TAREFA PROPOSTA 1 ::
Responda com base no texto sobre o judicial review:
(a) Em que caso e em que ano o judicial review foi concebido?
(b) Em qual número d'O Federalista Hamilton traz o judicial review?
(c) Em que ano Jeremy Waldron escreveu o artigo The Core of the Case Against Judicial Review?

········

O judicial review, desde sua concepção no famoso caso Marbury v. Madison (1803), é causa de diversos questionamentos por parte de juristas de todo o mundo. Um dos grandes focos de controvérsia é a compatibilização entre o judicial review, o constitucionalismo e a separação dos poderes.
A ideia da separação dos poderes como teoria de governo desafeta ao despotismo preconiza a existência de três poderes estatais básicos e separados uns dos outros: legislar, executar e julgar (MONTESQUIEU, 2005 [1748]).
Mas tal separação, evidentemente, não é completamente estanque e rígida quanto às funções tradicionais
de cada poder de modo a se inadmitirem intersecções (KELSEN, 2016 [1945])²_³. Igualmente, a separação dos poderes, vista de forma pura
, é incapaz de, isoladamente, responder a todos os problemas contemporâneos de governança estatal, de modo que, ao longo da história, foi e tem sido combinada com outras ideias, teorias e conceitos para formar teorias constitucionais complexas que baseiam as sociedades ocidentais modernas (VILE, 1998).
Contudo, independentemente da possibilidade ou vantagem de uma pretensa pureza
da separação dos poderes, uma ideia fundamental já trazida por Montesquieu (2005 [1748]) é a de que, para uma efetiva separação de poderes do Estado, é necessária a existência de mecanismos de controle recíproco entre os poderes.
É a partir desse raciocínio que Hamilton (1788), n’O Federalista nº 78, traz o judicial review: como forma de controle, de freio exercido pelo Judiciário sobre as atividades do Poder Legislativo. Importante pontuar que não se trata de um freio decorrente de atividade política exercida pelas Cortes, mas, citando Jorge Miranda apud Gilmar Mendes (2015), de um juízo de relação normativa e valorativa entre a atividade legislativa e a Constituição.
Montesquieu (2005 [1748], p. 173/174) colocava que [s]e o poder executivo não tiver o direito de limitar as iniciativas do corpo legislativo, este será despótico; pois, como ele poderá outorgar-se todo o poder que puder imaginar, anulará os outros poderes
. De modo diverso, Hamilton (1788) enfrenta o problema dando o poder de limitar o Legislativo não ao Executivo, mas ao Judiciário, por ver este como o poder menos perigoso (the least dangerous branch).
A partir dessa ideia, levantada por Hamilton n’O Federalista nº 78, é que, no caso Marbury v. Madison, desenvolveu-se o judicial review, o qual, com o tempo e a história, desembocou no modelo atual de interação do Judiciário com Legislativo e Executivo e na sedimentação do judicial review em diversas democracias constitucionais ocidentais.
A questão, entretanto, não se quedou imune a críticas: em 2006, por exemplo, Jeremy Waldron escreveu seu famoso artigo The Core of the Case Against Judicial Review, no qual defende, afinal, a extinção do judicial review. Waldron argumenta que não há razões para crer que o Judiciário é melhor que os demais poderes na defesa de direitos, bem como alega que o judicial review é ilegítimo sob a perspectiva da democracia.

········

TAREFA PROPOSTA 2 ::
Identifique cada linha abaixo que contém a palavra "unit" e copie-a.

········

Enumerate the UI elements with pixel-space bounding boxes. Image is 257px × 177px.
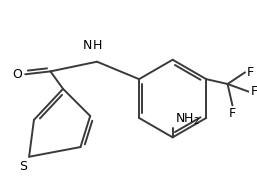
Text: F: F	[247, 66, 254, 79]
Text: F: F	[229, 107, 236, 120]
Text: O: O	[12, 68, 22, 81]
Text: H: H	[92, 39, 102, 52]
Text: S: S	[19, 160, 27, 173]
Text: N: N	[83, 39, 92, 52]
Text: F: F	[251, 85, 257, 98]
Text: NH$_2$: NH$_2$	[175, 112, 199, 127]
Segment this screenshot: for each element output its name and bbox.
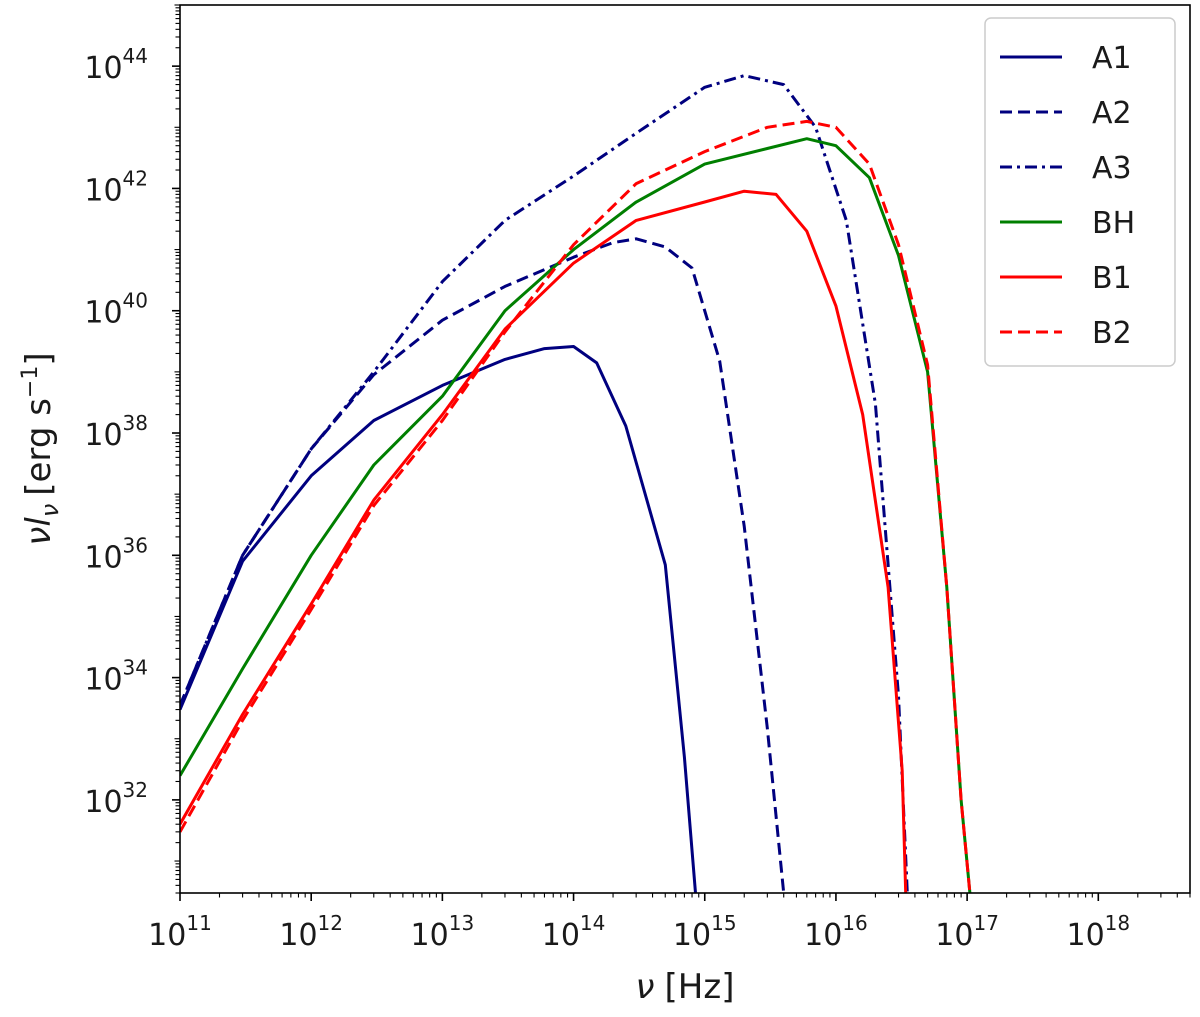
x-tick-label: 1017 — [935, 911, 999, 953]
legend-box — [984, 17, 1176, 367]
y-tick-label: 1032 — [84, 778, 148, 820]
y-tick-exponent: 40 — [123, 289, 148, 313]
x-tick-base: 10 — [148, 918, 186, 953]
y-tick-base: 10 — [84, 173, 122, 208]
y-axis-unit-close: ] — [19, 352, 59, 365]
x-tick-label: 1016 — [804, 911, 868, 953]
series-line-bh — [180, 137, 972, 893]
series-layer — [180, 74, 972, 893]
x-tick-exponent: 16 — [842, 911, 867, 935]
y-tick-label: 1036 — [84, 533, 148, 575]
x-tick-exponent: 11 — [186, 911, 211, 935]
x-tick-exponent: 14 — [580, 911, 605, 935]
x-tick-base: 10 — [804, 918, 842, 953]
y-tick-exponent: 44 — [123, 44, 148, 68]
x-tick-label: 1015 — [673, 911, 737, 953]
y-tick-base: 10 — [84, 51, 122, 86]
x-tick-label: 1011 — [148, 911, 212, 953]
legend-label-b2: B2 — [1092, 316, 1132, 351]
x-tick-base: 10 — [542, 918, 580, 953]
x-axis-label: ν [Hz] — [636, 967, 735, 1007]
x-axis: 1011 1012 1013 1014 1015 1016 1017 1018 — [148, 893, 1191, 953]
x-axis-symbol: ν — [636, 967, 655, 1007]
legend-label-b1: B1 — [1092, 261, 1132, 296]
x-tick-label: 1012 — [279, 911, 343, 953]
y-tick-base: 10 — [84, 785, 122, 820]
legend-label-a2: A2 — [1092, 96, 1132, 131]
x-tick-base: 10 — [1066, 918, 1104, 953]
y-tick-label: 1042 — [84, 166, 148, 208]
y-axis-symbol: νl — [19, 517, 59, 546]
legend: A1 A2 A3 BH B1 B2 — [984, 17, 1176, 367]
x-tick-base: 10 — [673, 918, 711, 953]
legend-label-a3: A3 — [1092, 151, 1132, 186]
legend-label-a1: A1 — [1092, 41, 1132, 76]
y-axis-unit-exponent: −1 — [18, 366, 43, 398]
y-axis-unit: [erg s — [19, 398, 59, 496]
y-tick-exponent: 32 — [123, 778, 148, 802]
y-axis-subscript: ν — [36, 504, 64, 517]
x-tick-base: 10 — [279, 918, 317, 953]
y-tick-exponent: 36 — [123, 533, 148, 557]
y-tick-label: 1044 — [84, 44, 148, 86]
x-tick-exponent: 12 — [318, 911, 343, 935]
series-line-a1 — [180, 345, 697, 893]
x-axis-unit: [Hz] — [665, 967, 735, 1007]
y-tick-base: 10 — [84, 418, 122, 453]
y-tick-label: 1040 — [84, 289, 148, 331]
x-tick-exponent: 18 — [1105, 911, 1130, 935]
y-tick-base: 10 — [84, 296, 122, 331]
x-tick-label: 1014 — [542, 911, 606, 953]
y-tick-exponent: 42 — [123, 166, 148, 190]
y-tick-base: 10 — [84, 540, 122, 575]
x-tick-exponent: 13 — [449, 911, 474, 935]
y-axis-label: νlν [erg s−1] — [18, 352, 64, 545]
y-tick-label: 1038 — [84, 411, 148, 453]
y-tick-base: 10 — [84, 663, 122, 698]
x-tick-base: 10 — [935, 918, 973, 953]
x-tick-exponent: 17 — [973, 911, 998, 935]
x-tick-exponent: 15 — [711, 911, 736, 935]
series-line-a2 — [180, 237, 786, 893]
y-tick-exponent: 34 — [123, 656, 148, 680]
y-tick-label: 1034 — [84, 656, 148, 698]
x-tick-label: 1018 — [1066, 911, 1130, 953]
x-tick-base: 10 — [411, 918, 449, 953]
x-tick-label: 1013 — [411, 911, 475, 953]
series-line-b1 — [180, 189, 908, 893]
plot-frame — [179, 4, 1191, 894]
y-tick-exponent: 38 — [123, 411, 148, 435]
series-line-b2 — [180, 119, 972, 893]
series-line-a3 — [180, 74, 909, 893]
legend-label-bh: BH — [1092, 206, 1135, 241]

········

RESULTADO OBTIDO 1 ::
(a) No caso Marbury v. Madison, em 1803.
(b) No nº 78.
(c) Em 2006.

RESULTADO OBTIDO 2 ::
y-axis-unit-close: ] — [19, 352, 59, 365]
y-axis-unit-exponent: −1 — [18, 366, 43, 398]
y-axis-unit: [erg s — [19, 398, 59, 496]
x-axis-unit: [Hz] — [665, 967, 735, 1007]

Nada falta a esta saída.